→ Given instruction: Return each line containing the string "букв".

→ Data supplied:
----------------
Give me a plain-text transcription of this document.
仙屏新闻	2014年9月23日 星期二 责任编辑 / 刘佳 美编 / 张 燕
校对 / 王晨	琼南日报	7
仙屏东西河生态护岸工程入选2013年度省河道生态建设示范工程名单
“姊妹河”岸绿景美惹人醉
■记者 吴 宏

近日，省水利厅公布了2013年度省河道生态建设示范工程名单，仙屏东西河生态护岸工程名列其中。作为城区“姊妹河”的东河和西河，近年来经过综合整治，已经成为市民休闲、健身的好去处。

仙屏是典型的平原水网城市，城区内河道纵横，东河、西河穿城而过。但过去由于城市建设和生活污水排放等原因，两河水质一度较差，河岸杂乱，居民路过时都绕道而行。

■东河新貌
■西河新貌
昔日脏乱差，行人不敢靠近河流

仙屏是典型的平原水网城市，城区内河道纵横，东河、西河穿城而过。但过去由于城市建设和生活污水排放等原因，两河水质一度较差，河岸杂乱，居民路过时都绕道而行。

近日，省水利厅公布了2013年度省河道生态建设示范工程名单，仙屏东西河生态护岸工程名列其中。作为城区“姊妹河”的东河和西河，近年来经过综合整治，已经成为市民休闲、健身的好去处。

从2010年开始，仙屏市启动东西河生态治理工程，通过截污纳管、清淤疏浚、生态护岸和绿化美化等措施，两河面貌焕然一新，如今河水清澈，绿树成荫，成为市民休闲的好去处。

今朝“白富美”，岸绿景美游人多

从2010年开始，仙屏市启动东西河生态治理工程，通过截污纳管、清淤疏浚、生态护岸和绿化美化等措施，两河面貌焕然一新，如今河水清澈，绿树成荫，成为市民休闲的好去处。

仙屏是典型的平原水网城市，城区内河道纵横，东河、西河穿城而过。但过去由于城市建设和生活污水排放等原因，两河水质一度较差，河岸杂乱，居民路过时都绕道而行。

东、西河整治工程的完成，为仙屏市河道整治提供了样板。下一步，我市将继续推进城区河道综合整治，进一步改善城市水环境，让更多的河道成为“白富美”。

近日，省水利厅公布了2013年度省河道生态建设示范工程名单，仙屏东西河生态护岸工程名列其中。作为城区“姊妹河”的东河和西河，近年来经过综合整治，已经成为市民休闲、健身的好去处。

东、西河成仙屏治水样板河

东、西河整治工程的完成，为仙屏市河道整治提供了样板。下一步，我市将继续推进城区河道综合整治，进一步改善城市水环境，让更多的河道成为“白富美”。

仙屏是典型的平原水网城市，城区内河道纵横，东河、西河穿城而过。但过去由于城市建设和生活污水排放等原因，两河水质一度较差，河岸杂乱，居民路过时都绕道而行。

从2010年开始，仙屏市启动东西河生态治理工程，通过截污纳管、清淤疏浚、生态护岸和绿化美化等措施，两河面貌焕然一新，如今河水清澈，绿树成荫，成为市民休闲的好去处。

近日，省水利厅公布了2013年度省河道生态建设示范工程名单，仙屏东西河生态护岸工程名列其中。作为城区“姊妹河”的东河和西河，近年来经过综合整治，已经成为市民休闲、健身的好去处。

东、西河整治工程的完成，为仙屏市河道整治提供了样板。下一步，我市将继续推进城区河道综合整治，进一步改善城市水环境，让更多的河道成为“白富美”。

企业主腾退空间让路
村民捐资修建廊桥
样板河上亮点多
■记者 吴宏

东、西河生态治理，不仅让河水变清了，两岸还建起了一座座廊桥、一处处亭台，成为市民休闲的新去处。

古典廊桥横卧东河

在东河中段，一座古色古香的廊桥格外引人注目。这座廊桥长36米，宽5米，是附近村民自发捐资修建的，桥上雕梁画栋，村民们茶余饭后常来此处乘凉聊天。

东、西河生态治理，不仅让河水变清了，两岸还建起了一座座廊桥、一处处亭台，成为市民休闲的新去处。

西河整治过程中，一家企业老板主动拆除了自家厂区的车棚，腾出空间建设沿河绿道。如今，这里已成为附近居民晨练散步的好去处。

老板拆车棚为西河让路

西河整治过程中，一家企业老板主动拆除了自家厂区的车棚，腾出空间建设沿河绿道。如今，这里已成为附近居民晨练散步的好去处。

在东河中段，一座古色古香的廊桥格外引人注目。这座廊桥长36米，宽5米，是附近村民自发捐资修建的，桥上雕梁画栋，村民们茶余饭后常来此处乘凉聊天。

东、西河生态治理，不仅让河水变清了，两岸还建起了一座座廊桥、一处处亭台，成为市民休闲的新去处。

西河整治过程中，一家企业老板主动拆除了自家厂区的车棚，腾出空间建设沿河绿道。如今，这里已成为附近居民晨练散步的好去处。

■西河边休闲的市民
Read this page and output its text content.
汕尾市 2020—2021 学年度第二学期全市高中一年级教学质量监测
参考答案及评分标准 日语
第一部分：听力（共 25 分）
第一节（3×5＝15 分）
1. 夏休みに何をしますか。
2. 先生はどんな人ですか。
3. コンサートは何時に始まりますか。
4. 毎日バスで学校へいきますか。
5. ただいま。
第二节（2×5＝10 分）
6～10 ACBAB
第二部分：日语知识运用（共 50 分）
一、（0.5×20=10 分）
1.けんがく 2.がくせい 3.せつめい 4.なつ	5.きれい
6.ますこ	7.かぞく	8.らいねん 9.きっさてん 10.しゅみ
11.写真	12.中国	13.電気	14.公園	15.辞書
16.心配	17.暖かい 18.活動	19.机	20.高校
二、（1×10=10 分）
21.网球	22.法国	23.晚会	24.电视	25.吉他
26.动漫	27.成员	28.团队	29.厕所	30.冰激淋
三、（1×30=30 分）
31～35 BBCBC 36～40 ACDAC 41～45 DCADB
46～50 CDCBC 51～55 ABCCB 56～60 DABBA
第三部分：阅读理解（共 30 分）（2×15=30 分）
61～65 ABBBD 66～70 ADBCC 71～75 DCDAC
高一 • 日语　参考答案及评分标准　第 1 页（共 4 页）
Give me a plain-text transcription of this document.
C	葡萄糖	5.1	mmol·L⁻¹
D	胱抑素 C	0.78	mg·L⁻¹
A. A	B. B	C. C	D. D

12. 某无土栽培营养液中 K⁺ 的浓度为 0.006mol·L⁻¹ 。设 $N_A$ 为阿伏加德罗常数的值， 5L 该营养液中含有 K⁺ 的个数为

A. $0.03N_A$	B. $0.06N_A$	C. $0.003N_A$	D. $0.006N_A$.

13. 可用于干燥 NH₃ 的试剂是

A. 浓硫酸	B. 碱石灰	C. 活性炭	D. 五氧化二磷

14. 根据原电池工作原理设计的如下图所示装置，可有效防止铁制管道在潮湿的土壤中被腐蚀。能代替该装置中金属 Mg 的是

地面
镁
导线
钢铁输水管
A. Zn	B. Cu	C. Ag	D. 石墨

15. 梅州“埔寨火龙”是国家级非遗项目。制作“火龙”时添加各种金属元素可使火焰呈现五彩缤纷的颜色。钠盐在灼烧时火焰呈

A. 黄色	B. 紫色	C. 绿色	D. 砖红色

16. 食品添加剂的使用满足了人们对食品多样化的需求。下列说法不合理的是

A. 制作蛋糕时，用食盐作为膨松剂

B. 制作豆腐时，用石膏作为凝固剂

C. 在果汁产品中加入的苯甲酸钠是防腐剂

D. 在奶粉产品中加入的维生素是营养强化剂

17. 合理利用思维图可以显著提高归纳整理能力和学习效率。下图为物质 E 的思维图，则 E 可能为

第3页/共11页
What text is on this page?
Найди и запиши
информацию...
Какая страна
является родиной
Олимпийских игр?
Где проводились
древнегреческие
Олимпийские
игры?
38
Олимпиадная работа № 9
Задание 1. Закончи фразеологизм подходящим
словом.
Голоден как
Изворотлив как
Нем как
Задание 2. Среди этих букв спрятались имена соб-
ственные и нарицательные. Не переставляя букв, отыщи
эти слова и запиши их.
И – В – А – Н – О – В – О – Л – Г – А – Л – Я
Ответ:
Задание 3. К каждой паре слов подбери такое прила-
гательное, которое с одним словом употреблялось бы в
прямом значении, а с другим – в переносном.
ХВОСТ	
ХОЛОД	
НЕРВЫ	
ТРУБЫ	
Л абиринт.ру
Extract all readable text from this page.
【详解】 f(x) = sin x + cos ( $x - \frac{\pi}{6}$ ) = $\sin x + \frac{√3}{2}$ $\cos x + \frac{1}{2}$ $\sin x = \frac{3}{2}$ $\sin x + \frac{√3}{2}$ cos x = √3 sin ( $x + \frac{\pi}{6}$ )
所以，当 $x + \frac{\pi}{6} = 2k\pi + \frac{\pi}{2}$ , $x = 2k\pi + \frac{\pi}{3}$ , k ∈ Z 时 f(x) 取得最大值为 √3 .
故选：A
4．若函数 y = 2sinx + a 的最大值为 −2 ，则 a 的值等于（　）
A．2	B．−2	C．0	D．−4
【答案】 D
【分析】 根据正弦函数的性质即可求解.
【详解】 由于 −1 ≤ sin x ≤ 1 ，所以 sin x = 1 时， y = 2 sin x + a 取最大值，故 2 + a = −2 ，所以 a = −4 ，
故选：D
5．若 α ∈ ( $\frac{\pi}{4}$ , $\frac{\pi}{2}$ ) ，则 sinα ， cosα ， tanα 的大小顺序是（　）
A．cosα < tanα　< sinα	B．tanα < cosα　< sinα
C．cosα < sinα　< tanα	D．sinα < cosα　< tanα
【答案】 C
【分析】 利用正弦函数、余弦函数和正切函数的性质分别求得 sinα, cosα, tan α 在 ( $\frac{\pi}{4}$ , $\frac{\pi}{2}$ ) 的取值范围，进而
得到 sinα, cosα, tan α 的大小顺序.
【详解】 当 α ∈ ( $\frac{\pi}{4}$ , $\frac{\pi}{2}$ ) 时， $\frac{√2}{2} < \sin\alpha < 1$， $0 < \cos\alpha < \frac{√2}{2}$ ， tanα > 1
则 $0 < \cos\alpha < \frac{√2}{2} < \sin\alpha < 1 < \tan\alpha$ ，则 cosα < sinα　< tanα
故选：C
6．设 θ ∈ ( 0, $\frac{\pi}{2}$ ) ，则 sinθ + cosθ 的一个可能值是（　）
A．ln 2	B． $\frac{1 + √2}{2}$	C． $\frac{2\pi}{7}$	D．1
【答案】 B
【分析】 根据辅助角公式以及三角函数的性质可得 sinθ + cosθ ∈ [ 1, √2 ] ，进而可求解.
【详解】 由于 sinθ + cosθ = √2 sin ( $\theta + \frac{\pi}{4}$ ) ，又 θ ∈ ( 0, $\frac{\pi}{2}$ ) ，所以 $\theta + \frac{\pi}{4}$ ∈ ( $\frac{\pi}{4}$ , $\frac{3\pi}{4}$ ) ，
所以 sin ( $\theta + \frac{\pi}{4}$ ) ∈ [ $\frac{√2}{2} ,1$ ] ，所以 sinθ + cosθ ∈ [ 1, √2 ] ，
----------------
→ Solution to the problem:
Задание 2. Среди этих букв спрятались имена соб-
ственные и нарицательные. Не переставляя букв, отыщи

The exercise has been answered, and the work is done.